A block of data
______

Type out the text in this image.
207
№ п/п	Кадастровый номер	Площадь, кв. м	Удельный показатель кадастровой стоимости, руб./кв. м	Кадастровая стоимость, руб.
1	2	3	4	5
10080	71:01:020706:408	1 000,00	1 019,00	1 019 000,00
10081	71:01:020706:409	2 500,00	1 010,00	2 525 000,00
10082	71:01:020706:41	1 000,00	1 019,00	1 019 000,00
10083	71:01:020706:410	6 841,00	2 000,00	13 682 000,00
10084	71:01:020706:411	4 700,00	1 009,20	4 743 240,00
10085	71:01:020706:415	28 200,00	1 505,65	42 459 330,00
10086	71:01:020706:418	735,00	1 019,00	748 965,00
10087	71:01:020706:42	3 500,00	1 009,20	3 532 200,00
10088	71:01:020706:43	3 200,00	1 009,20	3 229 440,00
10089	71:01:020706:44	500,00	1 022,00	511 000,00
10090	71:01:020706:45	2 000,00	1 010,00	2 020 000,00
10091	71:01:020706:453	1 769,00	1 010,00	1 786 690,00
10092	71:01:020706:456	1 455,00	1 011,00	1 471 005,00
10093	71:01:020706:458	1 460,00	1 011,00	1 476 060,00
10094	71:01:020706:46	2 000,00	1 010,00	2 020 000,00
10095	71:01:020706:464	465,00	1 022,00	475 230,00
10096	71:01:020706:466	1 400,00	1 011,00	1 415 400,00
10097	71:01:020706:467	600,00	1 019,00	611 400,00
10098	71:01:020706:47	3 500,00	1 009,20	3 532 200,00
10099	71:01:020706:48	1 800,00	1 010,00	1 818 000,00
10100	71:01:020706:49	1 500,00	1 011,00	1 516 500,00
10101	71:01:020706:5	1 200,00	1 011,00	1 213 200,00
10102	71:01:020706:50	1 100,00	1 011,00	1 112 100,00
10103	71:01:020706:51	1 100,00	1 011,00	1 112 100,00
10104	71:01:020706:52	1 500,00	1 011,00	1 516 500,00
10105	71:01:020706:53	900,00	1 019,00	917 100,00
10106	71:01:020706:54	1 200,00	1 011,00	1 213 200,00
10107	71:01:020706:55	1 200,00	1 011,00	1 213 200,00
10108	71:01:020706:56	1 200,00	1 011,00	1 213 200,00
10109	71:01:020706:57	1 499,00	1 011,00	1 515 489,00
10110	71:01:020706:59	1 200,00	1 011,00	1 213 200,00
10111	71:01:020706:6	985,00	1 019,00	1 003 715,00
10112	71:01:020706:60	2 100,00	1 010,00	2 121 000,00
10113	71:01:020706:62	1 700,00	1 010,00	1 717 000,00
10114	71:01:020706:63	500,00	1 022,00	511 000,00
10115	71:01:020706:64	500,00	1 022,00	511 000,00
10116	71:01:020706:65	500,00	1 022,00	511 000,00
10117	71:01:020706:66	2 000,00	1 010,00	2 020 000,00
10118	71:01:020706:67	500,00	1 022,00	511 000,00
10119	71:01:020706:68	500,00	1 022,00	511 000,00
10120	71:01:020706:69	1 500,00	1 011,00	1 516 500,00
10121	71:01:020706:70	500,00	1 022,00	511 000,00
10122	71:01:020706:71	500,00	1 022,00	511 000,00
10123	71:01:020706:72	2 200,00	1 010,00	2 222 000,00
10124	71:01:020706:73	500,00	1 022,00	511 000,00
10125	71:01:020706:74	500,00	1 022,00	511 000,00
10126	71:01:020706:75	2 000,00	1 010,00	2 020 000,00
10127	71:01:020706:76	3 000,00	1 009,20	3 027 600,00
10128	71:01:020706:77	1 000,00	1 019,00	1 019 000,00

______

Work to do — Take the entries above and transcribe them in full.

Final result —
Type out the text in this image.
207
№ п/п	Кадастровый номер	Площадь, кв. м	Удельный показатель кадастровой стоимости, руб./кв. м	Кадастровая стоимость, руб.
1	2	3	4	5
10080	71:01:020706:408	1 000,00	1 019,00	1 019 000,00
10081	71:01:020706:409	2 500,00	1 010,00	2 525 000,00
10082	71:01:020706:41	1 000,00	1 019,00	1 019 000,00
10083	71:01:020706:410	6 841,00	2 000,00	13 682 000,00
10084	71:01:020706:411	4 700,00	1 009,20	4 743 240,00
10085	71:01:020706:415	28 200,00	1 505,65	42 459 330,00
10086	71:01:020706:418	735,00	1 019,00	748 965,00
10087	71:01:020706:42	3 500,00	1 009,20	3 532 200,00
10088	71:01:020706:43	3 200,00	1 009,20	3 229 440,00
10089	71:01:020706:44	500,00	1 022,00	511 000,00
10090	71:01:020706:45	2 000,00	1 010,00	2 020 000,00
10091	71:01:020706:453	1 769,00	1 010,00	1 786 690,00
10092	71:01:020706:456	1 455,00	1 011,00	1 471 005,00
10093	71:01:020706:458	1 460,00	1 011,00	1 476 060,00
10094	71:01:020706:46	2 000,00	1 010,00	2 020 000,00
10095	71:01:020706:464	465,00	1 022,00	475 230,00
10096	71:01:020706:466	1 400,00	1 011,00	1 415 400,00
10097	71:01:020706:467	600,00	1 019,00	611 400,00
10098	71:01:020706:47	3 500,00	1 009,20	3 532 200,00
10099	71:01:020706:48	1 800,00	1 010,00	1 818 000,00
10100	71:01:020706:49	1 500,00	1 011,00	1 516 500,00
10101	71:01:020706:5	1 200,00	1 011,00	1 213 200,00
10102	71:01:020706:50	1 100,00	1 011,00	1 112 100,00
10103	71:01:020706:51	1 100,00	1 011,00	1 112 100,00
10104	71:01:020706:52	1 500,00	1 011,00	1 516 500,00
10105	71:01:020706:53	900,00	1 019,00	917 100,00
10106	71:01:020706:54	1 200,00	1 011,00	1 213 200,00
10107	71:01:020706:55	1 200,00	1 011,00	1 213 200,00
10108	71:01:020706:56	1 200,00	1 011,00	1 213 200,00
10109	71:01:020706:57	1 499,00	1 011,00	1 515 489,00
10110	71:01:020706:59	1 200,00	1 011,00	1 213 200,00
10111	71:01:020706:6	985,00	1 019,00	1 003 715,00
10112	71:01:020706:60	2 100,00	1 010,00	2 121 000,00
10113	71:01:020706:62	1 700,00	1 010,00	1 717 000,00
10114	71:01:020706:63	500,00	1 022,00	511 000,00
10115	71:01:020706:64	500,00	1 022,00	511 000,00
10116	71:01:020706:65	500,00	1 022,00	511 000,00
10117	71:01:020706:66	2 000,00	1 010,00	2 020 000,00
10118	71:01:020706:67	500,00	1 022,00	511 000,00
10119	71:01:020706:68	500,00	1 022,00	511 000,00
10120	71:01:020706:69	1 500,00	1 011,00	1 516 500,00
10121	71:01:020706:70	500,00	1 022,00	511 000,00
10122	71:01:020706:71	500,00	1 022,00	511 000,00
10123	71:01:020706:72	2 200,00	1 010,00	2 222 000,00
10124	71:01:020706:73	500,00	1 022,00	511 000,00
10125	71:01:020706:74	500,00	1 022,00	511 000,00
10126	71:01:020706:75	2 000,00	1 010,00	2 020 000,00
10127	71:01:020706:76	3 000,00	1 009,20	3 027 600,00
10128	71:01:020706:77	1 000,00	1 019,00	1 019 000,00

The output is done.